>> START Stored records

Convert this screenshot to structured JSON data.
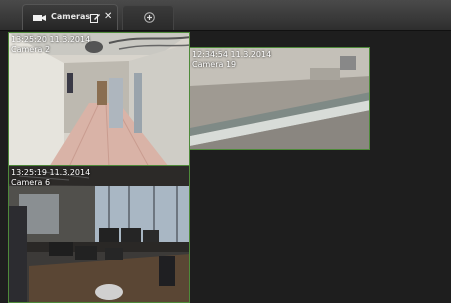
{
  "tabs": {
    "active_label": "Cameras"
  },
  "views": [
    {
      "timestamp": "13:25:20  11.3.2014",
      "camera": "Camera 2"
    },
    {
      "timestamp": "12:34:54  11.3.2014",
      "camera": "Camera 19"
    },
    {
      "timestamp": "13:25:19  11.3.2014",
      "camera": "Camera 6"
    }
  ],
  "colors": {
    "tile_border": "#4e8a3a",
    "background": "#1c1c1c"
  },
  "icons": {
    "tab_icon": "camera-icon",
    "edit": "edit-icon",
    "close": "close-icon",
    "new_tab": "add-tab-icon"
  }
}
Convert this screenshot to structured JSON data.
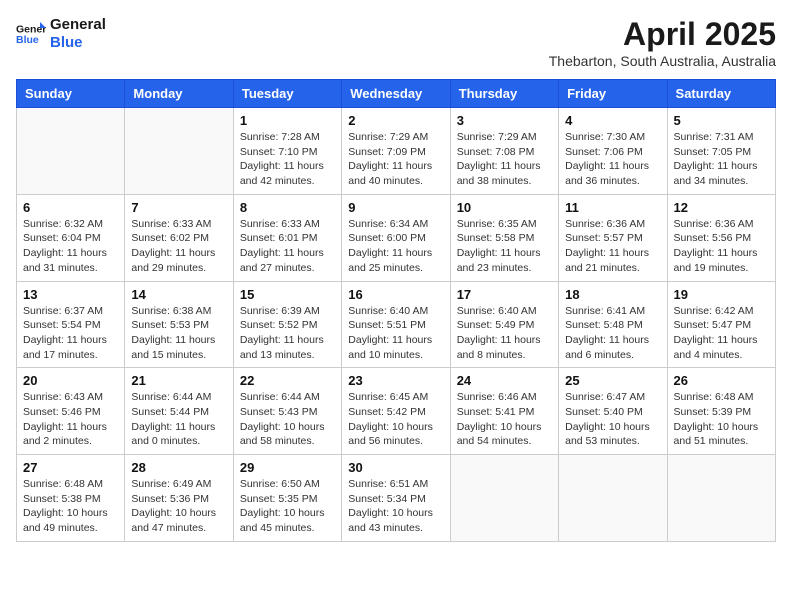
{
  "header": {
    "logo_line1": "General",
    "logo_line2": "Blue",
    "month": "April 2025",
    "location": "Thebarton, South Australia, Australia"
  },
  "weekdays": [
    "Sunday",
    "Monday",
    "Tuesday",
    "Wednesday",
    "Thursday",
    "Friday",
    "Saturday"
  ],
  "weeks": [
    [
      {
        "day": "",
        "info": ""
      },
      {
        "day": "",
        "info": ""
      },
      {
        "day": "1",
        "info": "Sunrise: 7:28 AM\nSunset: 7:10 PM\nDaylight: 11 hours and 42 minutes."
      },
      {
        "day": "2",
        "info": "Sunrise: 7:29 AM\nSunset: 7:09 PM\nDaylight: 11 hours and 40 minutes."
      },
      {
        "day": "3",
        "info": "Sunrise: 7:29 AM\nSunset: 7:08 PM\nDaylight: 11 hours and 38 minutes."
      },
      {
        "day": "4",
        "info": "Sunrise: 7:30 AM\nSunset: 7:06 PM\nDaylight: 11 hours and 36 minutes."
      },
      {
        "day": "5",
        "info": "Sunrise: 7:31 AM\nSunset: 7:05 PM\nDaylight: 11 hours and 34 minutes."
      }
    ],
    [
      {
        "day": "6",
        "info": "Sunrise: 6:32 AM\nSunset: 6:04 PM\nDaylight: 11 hours and 31 minutes."
      },
      {
        "day": "7",
        "info": "Sunrise: 6:33 AM\nSunset: 6:02 PM\nDaylight: 11 hours and 29 minutes."
      },
      {
        "day": "8",
        "info": "Sunrise: 6:33 AM\nSunset: 6:01 PM\nDaylight: 11 hours and 27 minutes."
      },
      {
        "day": "9",
        "info": "Sunrise: 6:34 AM\nSunset: 6:00 PM\nDaylight: 11 hours and 25 minutes."
      },
      {
        "day": "10",
        "info": "Sunrise: 6:35 AM\nSunset: 5:58 PM\nDaylight: 11 hours and 23 minutes."
      },
      {
        "day": "11",
        "info": "Sunrise: 6:36 AM\nSunset: 5:57 PM\nDaylight: 11 hours and 21 minutes."
      },
      {
        "day": "12",
        "info": "Sunrise: 6:36 AM\nSunset: 5:56 PM\nDaylight: 11 hours and 19 minutes."
      }
    ],
    [
      {
        "day": "13",
        "info": "Sunrise: 6:37 AM\nSunset: 5:54 PM\nDaylight: 11 hours and 17 minutes."
      },
      {
        "day": "14",
        "info": "Sunrise: 6:38 AM\nSunset: 5:53 PM\nDaylight: 11 hours and 15 minutes."
      },
      {
        "day": "15",
        "info": "Sunrise: 6:39 AM\nSunset: 5:52 PM\nDaylight: 11 hours and 13 minutes."
      },
      {
        "day": "16",
        "info": "Sunrise: 6:40 AM\nSunset: 5:51 PM\nDaylight: 11 hours and 10 minutes."
      },
      {
        "day": "17",
        "info": "Sunrise: 6:40 AM\nSunset: 5:49 PM\nDaylight: 11 hours and 8 minutes."
      },
      {
        "day": "18",
        "info": "Sunrise: 6:41 AM\nSunset: 5:48 PM\nDaylight: 11 hours and 6 minutes."
      },
      {
        "day": "19",
        "info": "Sunrise: 6:42 AM\nSunset: 5:47 PM\nDaylight: 11 hours and 4 minutes."
      }
    ],
    [
      {
        "day": "20",
        "info": "Sunrise: 6:43 AM\nSunset: 5:46 PM\nDaylight: 11 hours and 2 minutes."
      },
      {
        "day": "21",
        "info": "Sunrise: 6:44 AM\nSunset: 5:44 PM\nDaylight: 11 hours and 0 minutes."
      },
      {
        "day": "22",
        "info": "Sunrise: 6:44 AM\nSunset: 5:43 PM\nDaylight: 10 hours and 58 minutes."
      },
      {
        "day": "23",
        "info": "Sunrise: 6:45 AM\nSunset: 5:42 PM\nDaylight: 10 hours and 56 minutes."
      },
      {
        "day": "24",
        "info": "Sunrise: 6:46 AM\nSunset: 5:41 PM\nDaylight: 10 hours and 54 minutes."
      },
      {
        "day": "25",
        "info": "Sunrise: 6:47 AM\nSunset: 5:40 PM\nDaylight: 10 hours and 53 minutes."
      },
      {
        "day": "26",
        "info": "Sunrise: 6:48 AM\nSunset: 5:39 PM\nDaylight: 10 hours and 51 minutes."
      }
    ],
    [
      {
        "day": "27",
        "info": "Sunrise: 6:48 AM\nSunset: 5:38 PM\nDaylight: 10 hours and 49 minutes."
      },
      {
        "day": "28",
        "info": "Sunrise: 6:49 AM\nSunset: 5:36 PM\nDaylight: 10 hours and 47 minutes."
      },
      {
        "day": "29",
        "info": "Sunrise: 6:50 AM\nSunset: 5:35 PM\nDaylight: 10 hours and 45 minutes."
      },
      {
        "day": "30",
        "info": "Sunrise: 6:51 AM\nSunset: 5:34 PM\nDaylight: 10 hours and 43 minutes."
      },
      {
        "day": "",
        "info": ""
      },
      {
        "day": "",
        "info": ""
      },
      {
        "day": "",
        "info": ""
      }
    ]
  ]
}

>> END Stored records

▶ **Requirements**
Pick out all lines containing the string "timestamp".

▶ **Completed exercise**
      "timestamp": "13:25:20  11.3.2014",
      "timestamp": "12:34:54  11.3.2014",
      "timestamp": "13:25:19  11.3.2014",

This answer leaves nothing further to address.